QUOTED TEXT:
START

As pointed out by *BLK69JUDGE*, there are many options. Original was points. These work just fine if you know how to work with them and adjust them. Check your local auto parts store as many carry rebuilt Cardone distributors which are inexpensive and may be what you want to get the engine running - if they can get one.

Electronic type distributors are your next choice, but a few things you need to know as pointed out. The "big cap" HEI types can cause interference problems if in the future you install a tri-power set-up, they will hit. So you want a "small cap" just like a points distributor. Most, but not all, electronic distributors need a 12 Volt power source to run correctly. The factory points, like your car, uses a resistor wire so as not to burn up the points. This has to be addressed in one form or another - again a search of the forum will provide some insight and options. Some distributors use the coil in cap, while others use a stand alone coil like points do. You want to match coil to distributor selection/brand.

Summit and Rock Auto are good resources and Summit offers free shipping over $100.00 and it does not take much to hit $100.00.

So you have options. Just do the research and ask questions.


----------



## JCGTO (May 30, 2021)

Scott & Pontiac Jim - thank you both for your knowledge and recommendations. Much appreciated. Have A Great Memorial Day!


----------



## JCGTO (May 30, 2021)

Re: GTO Distributor (4 barrel)

END

SHORT TASK: In the forum thread, what does Summit offer on orders over $100.00?

Records from a dataset:
START

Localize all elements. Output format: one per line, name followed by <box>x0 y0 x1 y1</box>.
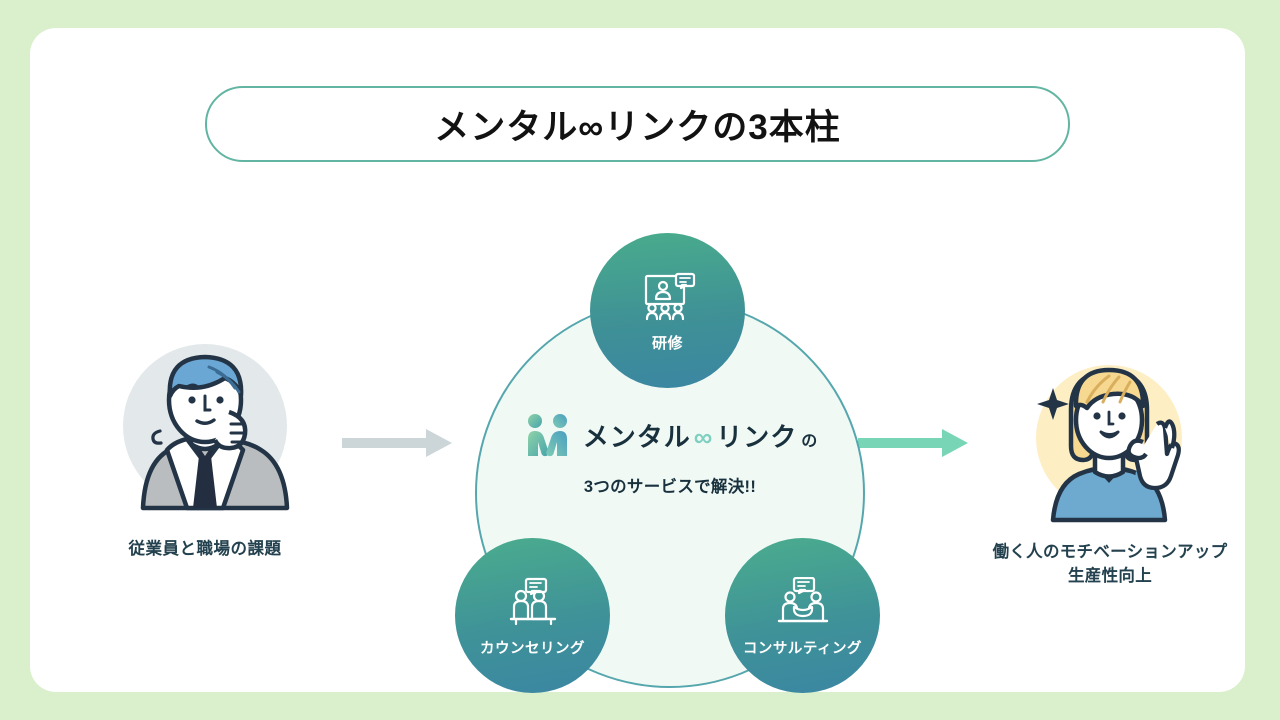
consulting-meeting-icon <box>776 574 830 630</box>
flow-right-block: 働く人のモチベーションアップ 生産性向上 <box>965 358 1255 589</box>
flow-right-caption-line2: 生産性向上 <box>993 565 1228 589</box>
service-bubble-training[interactable]: 研修 <box>590 233 745 388</box>
service-label-consulting: コンサルティング <box>743 637 862 658</box>
service-label-training: 研修 <box>652 332 683 353</box>
worried-businessman-illustration <box>113 338 298 523</box>
logo-row: メンタル ∞ リンク の <box>522 413 819 457</box>
service-label-counseling: カウンセリング <box>480 637 585 658</box>
page-title: メンタル∞リンクの3本柱 <box>434 99 840 150</box>
presentation-training-icon <box>640 269 696 325</box>
logo-suffix: の <box>797 427 818 451</box>
main-card: メンタル∞リンクの3本柱 従業員と職場の課題 <box>30 28 1245 692</box>
flow-right-caption-line1: 働く人のモチベーションアップ <box>993 541 1228 565</box>
counseling-desk-icon <box>506 574 560 630</box>
happy-woman-ok-sign-illustration <box>1023 358 1198 533</box>
logo-text-before: メンタル <box>583 417 691 454</box>
mental-link-logo-icon <box>522 413 574 457</box>
logo-infinity-icon: ∞ <box>691 422 717 453</box>
service-bubble-consulting[interactable]: コンサルティング <box>725 538 880 693</box>
center-logo-block: メンタル ∞ リンク の 3つのサービスで解決!! <box>500 413 840 497</box>
service-bubble-counseling[interactable]: カウンセリング <box>455 538 610 693</box>
logo-text-after: リンク <box>716 417 797 454</box>
page-title-pill: メンタル∞リンクの3本柱 <box>205 86 1070 162</box>
flow-left-block: 従業員と職場の課題 <box>90 338 320 559</box>
center-subtitle: 3つのサービスで解決!! <box>584 473 756 497</box>
services-diagram: メンタル ∞ リンク の 3つのサービスで解決!! <box>455 213 885 693</box>
logo-wordmark: メンタル ∞ リンク の <box>583 417 819 454</box>
arrow-right-icon-left <box>342 426 452 460</box>
flow-right-caption: 働く人のモチベーションアップ 生産性向上 <box>993 541 1228 589</box>
flow-left-caption: 従業員と職場の課題 <box>129 535 282 559</box>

END

EXERCISE SOLUTION: Free shipping.